Copy out each line containing "Guide" from the entries below.

◇ ◇ ◇ ◇ ◇

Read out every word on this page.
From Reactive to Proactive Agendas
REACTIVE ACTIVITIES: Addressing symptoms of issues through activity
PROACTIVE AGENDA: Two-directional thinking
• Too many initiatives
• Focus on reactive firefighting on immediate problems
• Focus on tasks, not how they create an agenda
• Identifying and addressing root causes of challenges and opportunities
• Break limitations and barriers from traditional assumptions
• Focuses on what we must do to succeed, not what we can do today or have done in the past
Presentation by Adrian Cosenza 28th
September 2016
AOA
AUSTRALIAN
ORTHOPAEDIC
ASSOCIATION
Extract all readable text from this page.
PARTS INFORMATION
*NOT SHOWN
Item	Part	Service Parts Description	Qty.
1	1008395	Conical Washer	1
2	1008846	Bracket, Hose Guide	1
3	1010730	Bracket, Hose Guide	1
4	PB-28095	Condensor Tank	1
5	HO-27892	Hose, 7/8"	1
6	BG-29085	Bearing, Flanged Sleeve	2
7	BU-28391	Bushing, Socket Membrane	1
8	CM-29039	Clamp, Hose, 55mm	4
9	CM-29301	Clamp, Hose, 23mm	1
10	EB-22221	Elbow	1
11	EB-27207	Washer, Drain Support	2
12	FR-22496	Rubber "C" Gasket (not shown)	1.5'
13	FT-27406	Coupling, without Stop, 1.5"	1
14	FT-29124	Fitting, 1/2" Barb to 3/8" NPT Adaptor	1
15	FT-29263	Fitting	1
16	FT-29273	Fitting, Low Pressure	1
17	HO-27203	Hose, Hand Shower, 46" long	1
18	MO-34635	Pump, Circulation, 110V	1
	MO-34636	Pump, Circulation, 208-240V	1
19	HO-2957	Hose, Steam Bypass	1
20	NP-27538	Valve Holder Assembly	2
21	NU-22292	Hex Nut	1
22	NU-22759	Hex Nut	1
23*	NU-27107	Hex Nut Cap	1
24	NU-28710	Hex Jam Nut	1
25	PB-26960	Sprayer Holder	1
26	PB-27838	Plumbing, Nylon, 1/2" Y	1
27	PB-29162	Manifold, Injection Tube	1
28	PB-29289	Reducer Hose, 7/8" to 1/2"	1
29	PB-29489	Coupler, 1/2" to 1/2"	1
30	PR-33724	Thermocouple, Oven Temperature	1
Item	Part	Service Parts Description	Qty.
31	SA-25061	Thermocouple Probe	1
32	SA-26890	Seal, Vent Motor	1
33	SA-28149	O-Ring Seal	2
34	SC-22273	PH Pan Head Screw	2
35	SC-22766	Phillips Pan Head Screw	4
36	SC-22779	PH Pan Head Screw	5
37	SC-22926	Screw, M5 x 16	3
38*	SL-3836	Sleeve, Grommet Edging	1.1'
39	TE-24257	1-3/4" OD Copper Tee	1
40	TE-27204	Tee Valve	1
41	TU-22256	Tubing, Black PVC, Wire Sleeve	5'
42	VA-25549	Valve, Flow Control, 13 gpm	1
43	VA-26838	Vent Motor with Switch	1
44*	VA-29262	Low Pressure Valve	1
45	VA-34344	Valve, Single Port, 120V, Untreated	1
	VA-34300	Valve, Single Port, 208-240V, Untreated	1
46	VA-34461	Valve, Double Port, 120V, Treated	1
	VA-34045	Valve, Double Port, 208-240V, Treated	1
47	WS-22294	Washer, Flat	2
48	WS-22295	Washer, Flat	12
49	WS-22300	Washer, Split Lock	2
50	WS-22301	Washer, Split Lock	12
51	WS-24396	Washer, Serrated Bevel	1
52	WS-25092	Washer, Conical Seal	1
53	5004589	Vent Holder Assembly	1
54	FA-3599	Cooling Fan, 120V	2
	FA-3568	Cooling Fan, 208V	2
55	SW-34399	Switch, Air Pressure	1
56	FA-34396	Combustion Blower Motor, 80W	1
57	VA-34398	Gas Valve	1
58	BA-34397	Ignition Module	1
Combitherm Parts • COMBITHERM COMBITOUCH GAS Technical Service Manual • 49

◇ ◇ ◇ ◇ ◇

The result:
2	1008846	Bracket, Hose Guide	1
3	1010730	Bracket, Hose Guide	1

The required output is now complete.